Extracted records:
__________________________________________________

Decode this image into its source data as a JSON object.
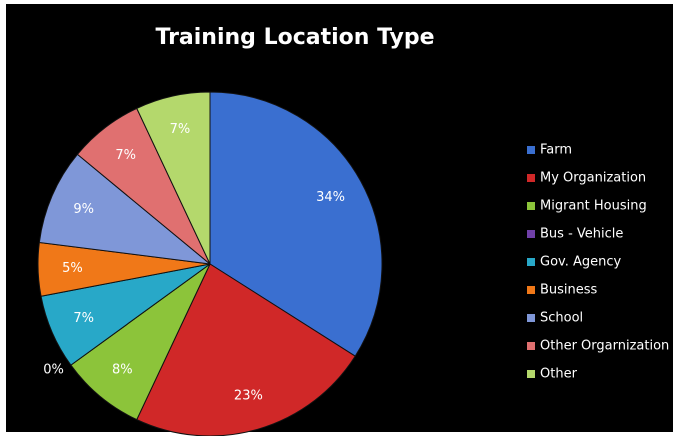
{
  "chart_data": {
    "type": "pie",
    "title": "Training Location Type",
    "categories": [
      "Farm",
      "My Organization",
      "Migrant Housing",
      "Bus - Vehicle",
      "Gov. Agency",
      "Business",
      "School",
      "Other Orgarnization",
      "Other"
    ],
    "values": [
      34,
      23,
      8,
      0,
      7,
      5,
      9,
      7,
      7
    ],
    "value_labels": [
      "34%",
      "23%",
      "8%",
      "0%",
      "7%",
      "5%",
      "9%",
      "7%",
      "7%"
    ],
    "colors": [
      "#3a6fd0",
      "#d02828",
      "#8cc43a",
      "#7040a8",
      "#28a8c8",
      "#f07818",
      "#7f97d8",
      "#e07070",
      "#b4d86c"
    ],
    "legend": "right"
  }
}
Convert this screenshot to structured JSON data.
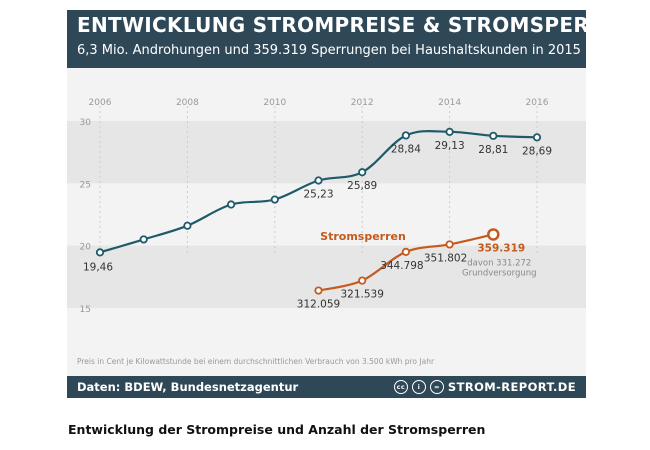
{
  "infographic": {
    "title": "ENTWICKLUNG STROMPREISE & STROMSPERREN",
    "subtitle": "6,3 Mio. Androhungen und 359.319 Sperrungen bei Haushaltskunden in 2015",
    "footnote": "Preis in Cent je Kilowattstunde bei einem durchschnittlichen Verbrauch von 3.500 kWh pro Jahr",
    "source": "Daten: BDEW, Bundesnetzagentur",
    "brand": "STROM-REPORT.DE",
    "brand_icons": [
      "cc",
      "i",
      "="
    ]
  },
  "caption": "Entwicklung der Strompreise und Anzahl der Stromsperren",
  "colors": {
    "header_bg": "#2f4857",
    "price_line": "#1f5a6a",
    "sperren_line": "#c45a1e",
    "band": "#e6e6e6",
    "card_bg": "#f3f3f3"
  },
  "chart_data": {
    "type": "line",
    "x_ticks": [
      "2006",
      "2008",
      "2010",
      "2012",
      "2014",
      "2016"
    ],
    "y_ticks": [
      "30",
      "25",
      "20",
      "15"
    ],
    "xlim": [
      2006,
      2016
    ],
    "ylim": [
      15,
      30
    ],
    "series": [
      {
        "name": "Strompreis",
        "unit": "Cent/kWh",
        "x": [
          2006,
          2007,
          2008,
          2009,
          2010,
          2011,
          2012,
          2013,
          2014,
          2015,
          2016
        ],
        "values": [
          19.46,
          20.5,
          21.6,
          23.3,
          23.7,
          25.23,
          25.89,
          28.84,
          29.13,
          28.81,
          28.69
        ],
        "labels": [
          "19,46",
          "",
          "",
          "",
          "",
          "25,23",
          "25,89",
          "28,84",
          "29,13",
          "28,81",
          "28,69"
        ]
      },
      {
        "name": "Stromsperren",
        "x": [
          2011,
          2012,
          2013,
          2014,
          2015
        ],
        "counts": [
          312059,
          321539,
          344798,
          351802,
          359319
        ],
        "plot_values": [
          16.4,
          17.2,
          19.5,
          20.1,
          20.9
        ],
        "labels": [
          "312.059",
          "321.539",
          "344.798",
          "351.802",
          "359.319"
        ]
      }
    ],
    "series_label": "Stromsperren",
    "annotation": "davon 331.272\nGrundversorgung",
    "annotation_lines": [
      "davon 331.272",
      "Grundversorgung"
    ]
  }
}
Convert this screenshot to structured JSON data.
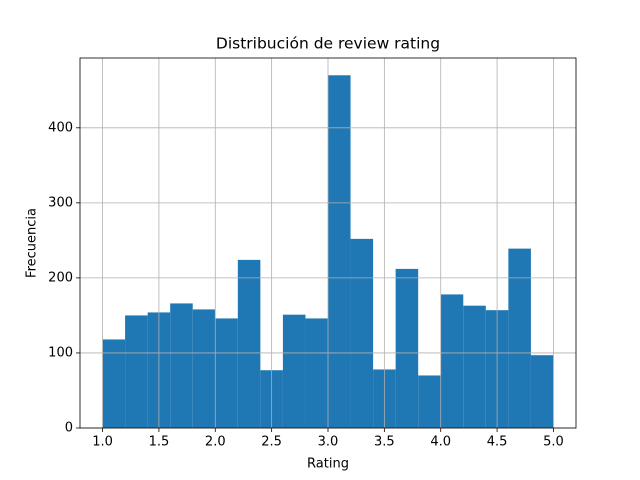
{
  "chart_data": {
    "type": "histogram",
    "title": "Distribución de review rating",
    "xlabel": "Rating",
    "ylabel": "Frecuencia",
    "bins": [
      1.0,
      1.2,
      1.4,
      1.6,
      1.8,
      2.0,
      2.2,
      2.4,
      2.6,
      2.8,
      3.0,
      3.2,
      3.4,
      3.6,
      3.8,
      4.0,
      4.2,
      4.4,
      4.6,
      4.8,
      5.0
    ],
    "values": [
      118,
      150,
      154,
      166,
      158,
      146,
      224,
      77,
      151,
      146,
      470,
      252,
      78,
      212,
      70,
      178,
      163,
      157,
      239,
      97
    ],
    "color": "#1f77b4",
    "xlim": [
      0.8,
      5.2
    ],
    "xticks": [
      {
        "value": 1,
        "label": "1.0"
      },
      1.5,
      {
        "value": 2,
        "label": "2.0"
      },
      2.5,
      {
        "value": 3,
        "label": "3.0"
      },
      3.5,
      {
        "value": 4,
        "label": "4.0"
      },
      4.5,
      {
        "value": 5,
        "label": "5.0"
      }
    ],
    "ylim": [
      0,
      493
    ],
    "yticks": [
      0,
      100,
      200,
      300,
      400
    ],
    "grid": true
  }
}
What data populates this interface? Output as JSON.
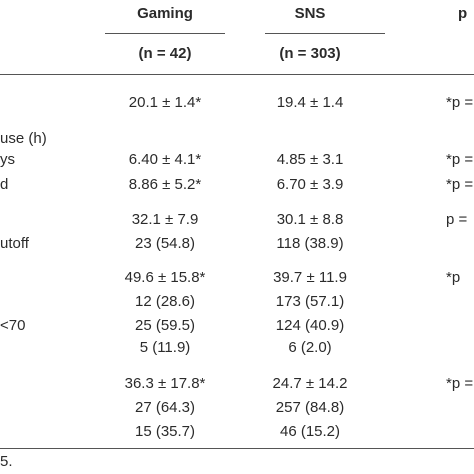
{
  "header": {
    "gaming": "Gaming",
    "sns": "SNS",
    "p": "p",
    "gaming_n": "(n = 42)",
    "sns_n": "(n = 303)"
  },
  "table": {
    "rows": [
      {
        "gaming": "20.1 ± 1.4*",
        "sns": "19.4 ± 1.4",
        "p": "*p ="
      },
      {
        "label": "use (h)"
      },
      {
        "label": "ys",
        "gaming": "6.40 ± 4.1*",
        "sns": "4.85 ± 3.1",
        "p": "*p ="
      },
      {
        "label": "d",
        "gaming": "8.86 ± 5.2*",
        "sns": "6.70 ± 3.9",
        "p": "*p ="
      },
      {
        "gaming": "32.1 ± 7.9",
        "sns": "30.1 ± 8.8",
        "p": "p ="
      },
      {
        "label": "utoff",
        "gaming": "23 (54.8)",
        "sns": "118 (38.9)"
      },
      {
        "gaming": "49.6 ± 15.8*",
        "sns": "39.7 ± 11.9",
        "p": "*p"
      },
      {
        "gaming": "12 (28.6)",
        "sns": "173 (57.1)"
      },
      {
        "label": "<70",
        "gaming": "25 (59.5)",
        "sns": "124 (40.9)"
      },
      {
        "gaming": "5 (11.9)",
        "sns": "6 (2.0)"
      },
      {
        "gaming": "36.3 ± 17.8*",
        "sns": "24.7 ± 14.2",
        "p": "*p ="
      },
      {
        "gaming": "27 (64.3)",
        "sns": "257 (84.8)"
      },
      {
        "gaming": "15 (35.7)",
        "sns": "46 (15.2)"
      }
    ]
  },
  "footnote": "5."
}
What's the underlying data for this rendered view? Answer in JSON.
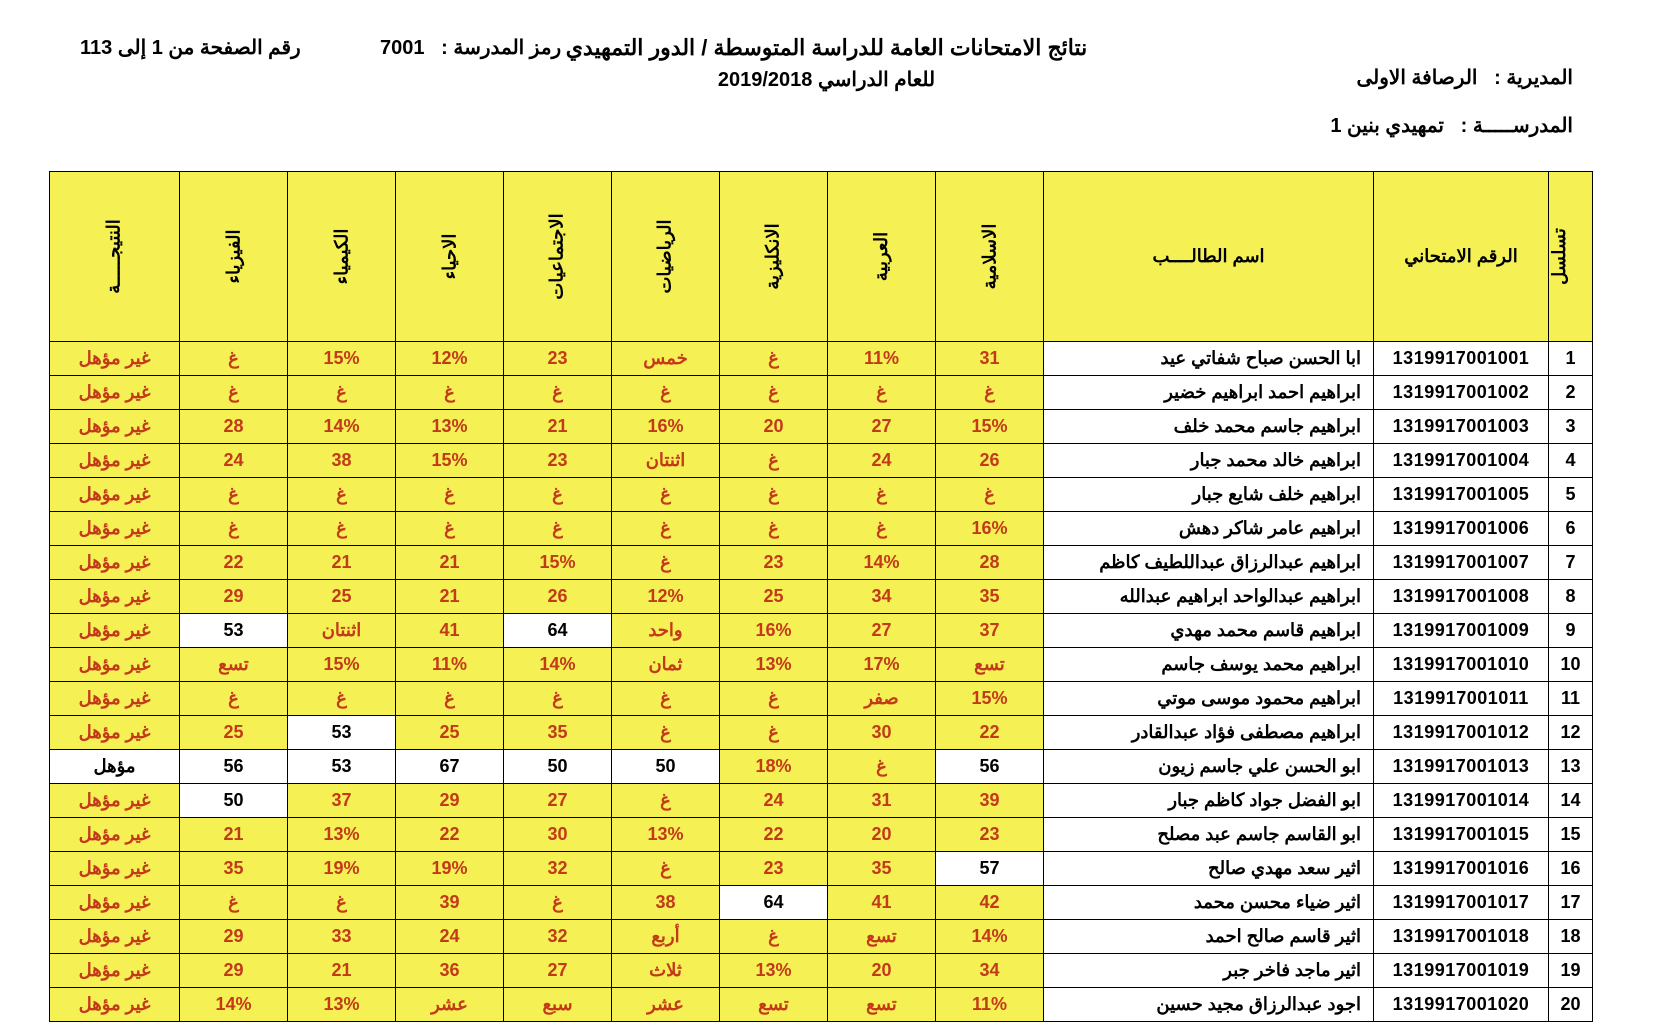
{
  "header": {
    "title1": "نتائج الامتحانات العامة للدراسة المتوسطة / الدور التمهيدي",
    "title2": "للعام الدراسي   2019/2018",
    "directorate_label": "المديرية  :",
    "directorate_value": "الرصافة الاولى",
    "school_name_label": "المدرســـــة  :",
    "school_name_value": "تمهيدي بنين 1",
    "school_code_label": "رمز المدرسة  :",
    "school_code_value": "7001",
    "page_label": "رقم الصفحة من 1 إلى 113"
  },
  "columns": {
    "seq": "تسلسل",
    "exam_no": "الرقم الامتحاني",
    "name": "اسم الطالــــب",
    "islamic": "الاسلامية",
    "arabic": "العربية",
    "english": "الانكليزية",
    "math": "الرياضيات",
    "social": "الاجتماعيات",
    "biology": "الاحياء",
    "chemistry": "الكيمياء",
    "physics": "الفيزياء",
    "result": "النتيجـــــة"
  },
  "result_labels": {
    "fail": "غير مؤهل",
    "pass": "مؤهل"
  },
  "colors": {
    "header_bg": "#f5f053",
    "fail_bg": "#f5f053",
    "fail_fg": "#c23a1a",
    "pass_bg": "#ffffff",
    "pass_fg": "#000000",
    "border": "#000000"
  },
  "rows": [
    {
      "seq": "1",
      "exam_no": "1319917001001",
      "name": "ابا الحسن صباح شفاتي عيد",
      "islamic": {
        "v": "31",
        "pass": false
      },
      "arabic": {
        "v": "11%",
        "pass": false
      },
      "english": {
        "v": "غ",
        "pass": false
      },
      "math": {
        "v": "خمس",
        "pass": false
      },
      "social": {
        "v": "23",
        "pass": false
      },
      "biology": {
        "v": "12%",
        "pass": false
      },
      "chemistry": {
        "v": "15%",
        "pass": false
      },
      "physics": {
        "v": "غ",
        "pass": false
      },
      "result": "fail"
    },
    {
      "seq": "2",
      "exam_no": "1319917001002",
      "name": "ابراهيم احمد ابراهيم خضير",
      "islamic": {
        "v": "غ",
        "pass": false
      },
      "arabic": {
        "v": "غ",
        "pass": false
      },
      "english": {
        "v": "غ",
        "pass": false
      },
      "math": {
        "v": "غ",
        "pass": false
      },
      "social": {
        "v": "غ",
        "pass": false
      },
      "biology": {
        "v": "غ",
        "pass": false
      },
      "chemistry": {
        "v": "غ",
        "pass": false
      },
      "physics": {
        "v": "غ",
        "pass": false
      },
      "result": "fail"
    },
    {
      "seq": "3",
      "exam_no": "1319917001003",
      "name": "ابراهيم جاسم محمد خلف",
      "islamic": {
        "v": "15%",
        "pass": false
      },
      "arabic": {
        "v": "27",
        "pass": false
      },
      "english": {
        "v": "20",
        "pass": false
      },
      "math": {
        "v": "16%",
        "pass": false
      },
      "social": {
        "v": "21",
        "pass": false
      },
      "biology": {
        "v": "13%",
        "pass": false
      },
      "chemistry": {
        "v": "14%",
        "pass": false
      },
      "physics": {
        "v": "28",
        "pass": false
      },
      "result": "fail"
    },
    {
      "seq": "4",
      "exam_no": "1319917001004",
      "name": "ابراهيم خالد محمد جبار",
      "islamic": {
        "v": "26",
        "pass": false
      },
      "arabic": {
        "v": "24",
        "pass": false
      },
      "english": {
        "v": "غ",
        "pass": false
      },
      "math": {
        "v": "اثنتان",
        "pass": false
      },
      "social": {
        "v": "23",
        "pass": false
      },
      "biology": {
        "v": "15%",
        "pass": false
      },
      "chemistry": {
        "v": "38",
        "pass": false
      },
      "physics": {
        "v": "24",
        "pass": false
      },
      "result": "fail"
    },
    {
      "seq": "5",
      "exam_no": "1319917001005",
      "name": "ابراهيم خلف شايع جبار",
      "islamic": {
        "v": "غ",
        "pass": false
      },
      "arabic": {
        "v": "غ",
        "pass": false
      },
      "english": {
        "v": "غ",
        "pass": false
      },
      "math": {
        "v": "غ",
        "pass": false
      },
      "social": {
        "v": "غ",
        "pass": false
      },
      "biology": {
        "v": "غ",
        "pass": false
      },
      "chemistry": {
        "v": "غ",
        "pass": false
      },
      "physics": {
        "v": "غ",
        "pass": false
      },
      "result": "fail"
    },
    {
      "seq": "6",
      "exam_no": "1319917001006",
      "name": "ابراهيم عامر شاكر دهش",
      "islamic": {
        "v": "16%",
        "pass": false
      },
      "arabic": {
        "v": "غ",
        "pass": false
      },
      "english": {
        "v": "غ",
        "pass": false
      },
      "math": {
        "v": "غ",
        "pass": false
      },
      "social": {
        "v": "غ",
        "pass": false
      },
      "biology": {
        "v": "غ",
        "pass": false
      },
      "chemistry": {
        "v": "غ",
        "pass": false
      },
      "physics": {
        "v": "غ",
        "pass": false
      },
      "result": "fail"
    },
    {
      "seq": "7",
      "exam_no": "1319917001007",
      "name": "ابراهيم عبدالرزاق عبداللطيف كاظم",
      "islamic": {
        "v": "28",
        "pass": false
      },
      "arabic": {
        "v": "14%",
        "pass": false
      },
      "english": {
        "v": "23",
        "pass": false
      },
      "math": {
        "v": "غ",
        "pass": false
      },
      "social": {
        "v": "15%",
        "pass": false
      },
      "biology": {
        "v": "21",
        "pass": false
      },
      "chemistry": {
        "v": "21",
        "pass": false
      },
      "physics": {
        "v": "22",
        "pass": false
      },
      "result": "fail"
    },
    {
      "seq": "8",
      "exam_no": "1319917001008",
      "name": "ابراهيم عبدالواحد ابراهيم عبدالله",
      "islamic": {
        "v": "35",
        "pass": false
      },
      "arabic": {
        "v": "34",
        "pass": false
      },
      "english": {
        "v": "25",
        "pass": false
      },
      "math": {
        "v": "12%",
        "pass": false
      },
      "social": {
        "v": "26",
        "pass": false
      },
      "biology": {
        "v": "21",
        "pass": false
      },
      "chemistry": {
        "v": "25",
        "pass": false
      },
      "physics": {
        "v": "29",
        "pass": false
      },
      "result": "fail"
    },
    {
      "seq": "9",
      "exam_no": "1319917001009",
      "name": "ابراهيم قاسم  محمد مهدي",
      "islamic": {
        "v": "37",
        "pass": false
      },
      "arabic": {
        "v": "27",
        "pass": false
      },
      "english": {
        "v": "16%",
        "pass": false
      },
      "math": {
        "v": "واحد",
        "pass": false
      },
      "social": {
        "v": "64",
        "pass": true
      },
      "biology": {
        "v": "41",
        "pass": false
      },
      "chemistry": {
        "v": "اثنتان",
        "pass": false
      },
      "physics": {
        "v": "53",
        "pass": true
      },
      "result": "fail"
    },
    {
      "seq": "10",
      "exam_no": "1319917001010",
      "name": "ابراهيم محمد يوسف جاسم",
      "islamic": {
        "v": "تسع",
        "pass": false
      },
      "arabic": {
        "v": "17%",
        "pass": false
      },
      "english": {
        "v": "13%",
        "pass": false
      },
      "math": {
        "v": "ثمان",
        "pass": false
      },
      "social": {
        "v": "14%",
        "pass": false
      },
      "biology": {
        "v": "11%",
        "pass": false
      },
      "chemistry": {
        "v": "15%",
        "pass": false
      },
      "physics": {
        "v": "تسع",
        "pass": false
      },
      "result": "fail"
    },
    {
      "seq": "11",
      "exam_no": "1319917001011",
      "name": "ابراهيم محمود موسى موتي",
      "islamic": {
        "v": "15%",
        "pass": false
      },
      "arabic": {
        "v": "صفر",
        "pass": false
      },
      "english": {
        "v": "غ",
        "pass": false
      },
      "math": {
        "v": "غ",
        "pass": false
      },
      "social": {
        "v": "غ",
        "pass": false
      },
      "biology": {
        "v": "غ",
        "pass": false
      },
      "chemistry": {
        "v": "غ",
        "pass": false
      },
      "physics": {
        "v": "غ",
        "pass": false
      },
      "result": "fail"
    },
    {
      "seq": "12",
      "exam_no": "1319917001012",
      "name": "ابراهيم مصطفى فؤاد عبدالقادر",
      "islamic": {
        "v": "22",
        "pass": false
      },
      "arabic": {
        "v": "30",
        "pass": false
      },
      "english": {
        "v": "غ",
        "pass": false
      },
      "math": {
        "v": "غ",
        "pass": false
      },
      "social": {
        "v": "35",
        "pass": false
      },
      "biology": {
        "v": "25",
        "pass": false
      },
      "chemistry": {
        "v": "53",
        "pass": true
      },
      "physics": {
        "v": "25",
        "pass": false
      },
      "result": "fail"
    },
    {
      "seq": "13",
      "exam_no": "1319917001013",
      "name": "ابو الحسن علي جاسم زيون",
      "islamic": {
        "v": "56",
        "pass": true
      },
      "arabic": {
        "v": "غ",
        "pass": false
      },
      "english": {
        "v": "18%",
        "pass": false
      },
      "math": {
        "v": "50",
        "pass": true
      },
      "social": {
        "v": "50",
        "pass": true
      },
      "biology": {
        "v": "67",
        "pass": true
      },
      "chemistry": {
        "v": "53",
        "pass": true
      },
      "physics": {
        "v": "56",
        "pass": true
      },
      "result": "pass"
    },
    {
      "seq": "14",
      "exam_no": "1319917001014",
      "name": "ابو الفضل جواد كاظم جبار",
      "islamic": {
        "v": "39",
        "pass": false
      },
      "arabic": {
        "v": "31",
        "pass": false
      },
      "english": {
        "v": "24",
        "pass": false
      },
      "math": {
        "v": "غ",
        "pass": false
      },
      "social": {
        "v": "27",
        "pass": false
      },
      "biology": {
        "v": "29",
        "pass": false
      },
      "chemistry": {
        "v": "37",
        "pass": false
      },
      "physics": {
        "v": "50",
        "pass": true
      },
      "result": "fail"
    },
    {
      "seq": "15",
      "exam_no": "1319917001015",
      "name": "ابو القاسم جاسم عبد مصلح",
      "islamic": {
        "v": "23",
        "pass": false
      },
      "arabic": {
        "v": "20",
        "pass": false
      },
      "english": {
        "v": "22",
        "pass": false
      },
      "math": {
        "v": "13%",
        "pass": false
      },
      "social": {
        "v": "30",
        "pass": false
      },
      "biology": {
        "v": "22",
        "pass": false
      },
      "chemistry": {
        "v": "13%",
        "pass": false
      },
      "physics": {
        "v": "21",
        "pass": false
      },
      "result": "fail"
    },
    {
      "seq": "16",
      "exam_no": "1319917001016",
      "name": "اثير سعد مهدي صالح",
      "islamic": {
        "v": "57",
        "pass": true
      },
      "arabic": {
        "v": "35",
        "pass": false
      },
      "english": {
        "v": "23",
        "pass": false
      },
      "math": {
        "v": "غ",
        "pass": false
      },
      "social": {
        "v": "32",
        "pass": false
      },
      "biology": {
        "v": "19%",
        "pass": false
      },
      "chemistry": {
        "v": "19%",
        "pass": false
      },
      "physics": {
        "v": "35",
        "pass": false
      },
      "result": "fail"
    },
    {
      "seq": "17",
      "exam_no": "1319917001017",
      "name": "اثير ضياء محسن محمد",
      "islamic": {
        "v": "42",
        "pass": false
      },
      "arabic": {
        "v": "41",
        "pass": false
      },
      "english": {
        "v": "64",
        "pass": true
      },
      "math": {
        "v": "38",
        "pass": false
      },
      "social": {
        "v": "غ",
        "pass": false
      },
      "biology": {
        "v": "39",
        "pass": false
      },
      "chemistry": {
        "v": "غ",
        "pass": false
      },
      "physics": {
        "v": "غ",
        "pass": false
      },
      "result": "fail"
    },
    {
      "seq": "18",
      "exam_no": "1319917001018",
      "name": "اثير قاسم صالح احمد",
      "islamic": {
        "v": "14%",
        "pass": false
      },
      "arabic": {
        "v": "تسع",
        "pass": false
      },
      "english": {
        "v": "غ",
        "pass": false
      },
      "math": {
        "v": "أربع",
        "pass": false
      },
      "social": {
        "v": "32",
        "pass": false
      },
      "biology": {
        "v": "24",
        "pass": false
      },
      "chemistry": {
        "v": "33",
        "pass": false
      },
      "physics": {
        "v": "29",
        "pass": false
      },
      "result": "fail"
    },
    {
      "seq": "19",
      "exam_no": "1319917001019",
      "name": "اثير ماجد فاخر جبر",
      "islamic": {
        "v": "34",
        "pass": false
      },
      "arabic": {
        "v": "20",
        "pass": false
      },
      "english": {
        "v": "13%",
        "pass": false
      },
      "math": {
        "v": "ثلاث",
        "pass": false
      },
      "social": {
        "v": "27",
        "pass": false
      },
      "biology": {
        "v": "36",
        "pass": false
      },
      "chemistry": {
        "v": "21",
        "pass": false
      },
      "physics": {
        "v": "29",
        "pass": false
      },
      "result": "fail"
    },
    {
      "seq": "20",
      "exam_no": "1319917001020",
      "name": "اجود عبدالرزاق مجيد حسين",
      "islamic": {
        "v": "11%",
        "pass": false
      },
      "arabic": {
        "v": "تسع",
        "pass": false
      },
      "english": {
        "v": "تسع",
        "pass": false
      },
      "math": {
        "v": "عشر",
        "pass": false
      },
      "social": {
        "v": "سبع",
        "pass": false
      },
      "biology": {
        "v": "عشر",
        "pass": false
      },
      "chemistry": {
        "v": "13%",
        "pass": false
      },
      "physics": {
        "v": "14%",
        "pass": false
      },
      "result": "fail"
    }
  ]
}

__________________________________________________

From the listing, copy every line where the string "كاظم" appears.

■ WRITTEN SOLUTION ■
      "name": "ابراهيم عبدالرزاق عبداللطيف كاظم",
      "name": "ابو الفضل جواد كاظم جبار",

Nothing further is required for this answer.